*What to work on*: Copy out every line exactly as given.

*Records supplied*:
§

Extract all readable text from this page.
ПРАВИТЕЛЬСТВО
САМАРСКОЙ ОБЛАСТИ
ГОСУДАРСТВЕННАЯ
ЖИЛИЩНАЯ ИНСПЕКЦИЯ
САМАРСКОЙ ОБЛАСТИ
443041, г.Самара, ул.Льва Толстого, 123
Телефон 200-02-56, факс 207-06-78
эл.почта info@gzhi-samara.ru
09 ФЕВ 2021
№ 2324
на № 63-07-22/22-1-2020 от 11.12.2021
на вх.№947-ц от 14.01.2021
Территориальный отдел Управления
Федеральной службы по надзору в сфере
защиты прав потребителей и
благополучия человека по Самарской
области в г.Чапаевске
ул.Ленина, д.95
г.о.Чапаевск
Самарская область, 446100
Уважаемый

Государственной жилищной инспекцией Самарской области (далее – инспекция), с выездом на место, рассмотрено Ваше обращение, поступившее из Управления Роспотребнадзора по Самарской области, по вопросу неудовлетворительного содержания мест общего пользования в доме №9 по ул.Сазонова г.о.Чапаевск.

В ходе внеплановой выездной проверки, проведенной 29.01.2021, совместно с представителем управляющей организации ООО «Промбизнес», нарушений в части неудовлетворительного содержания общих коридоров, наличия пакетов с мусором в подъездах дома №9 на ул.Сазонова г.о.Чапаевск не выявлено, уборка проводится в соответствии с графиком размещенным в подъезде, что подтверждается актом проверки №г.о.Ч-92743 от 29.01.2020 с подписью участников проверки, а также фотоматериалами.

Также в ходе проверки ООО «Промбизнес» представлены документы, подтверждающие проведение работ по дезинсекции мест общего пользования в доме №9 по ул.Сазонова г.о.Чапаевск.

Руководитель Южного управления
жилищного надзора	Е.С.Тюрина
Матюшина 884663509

§

*Solution to the problem*:
Extract all readable text from this page.
ПРАВИТЕЛЬСТВО
САМАРСКОЙ ОБЛАСТИ
ГОСУДАРСТВЕННАЯ
ЖИЛИЩНАЯ ИНСПЕКЦИЯ
САМАРСКОЙ ОБЛАСТИ
443041, г.Самара, ул.Льва Толстого, 123
Телефон 200-02-56, факс 207-06-78
эл.почта info@gzhi-samara.ru
09 ФЕВ 2021
№ 2324
на № 63-07-22/22-1-2020 от 11.12.2021
на вх.№947-ц от 14.01.2021
Территориальный отдел Управления
Федеральной службы по надзору в сфере
защиты прав потребителей и
благополучия человека по Самарской
области в г.Чапаевске
ул.Ленина, д.95
г.о.Чапаевск
Самарская область, 446100
Уважаемый

Государственной жилищной инспекцией Самарской области (далее – инспекция), с выездом на место, рассмотрено Ваше обращение, поступившее из Управления Роспотребнадзора по Самарской области, по вопросу неудовлетворительного содержания мест общего пользования в доме №9 по ул.Сазонова г.о.Чапаевск.

В ходе внеплановой выездной проверки, проведенной 29.01.2021, совместно с представителем управляющей организации ООО «Промбизнес», нарушений в части неудовлетворительного содержания общих коридоров, наличия пакетов с мусором в подъездах дома №9 на ул.Сазонова г.о.Чапаевск не выявлено, уборка проводится в соответствии с графиком размещенным в подъезде, что подтверждается актом проверки №г.о.Ч-92743 от 29.01.2020 с подписью участников проверки, а также фотоматериалами.

Также в ходе проверки ООО «Промбизнес» представлены документы, подтверждающие проведение работ по дезинсекции мест общего пользования в доме №9 по ул.Сазонова г.о.Чапаевск.

Руководитель Южного управления
жилищного надзора	Е.С.Тюрина
Матюшина 884663509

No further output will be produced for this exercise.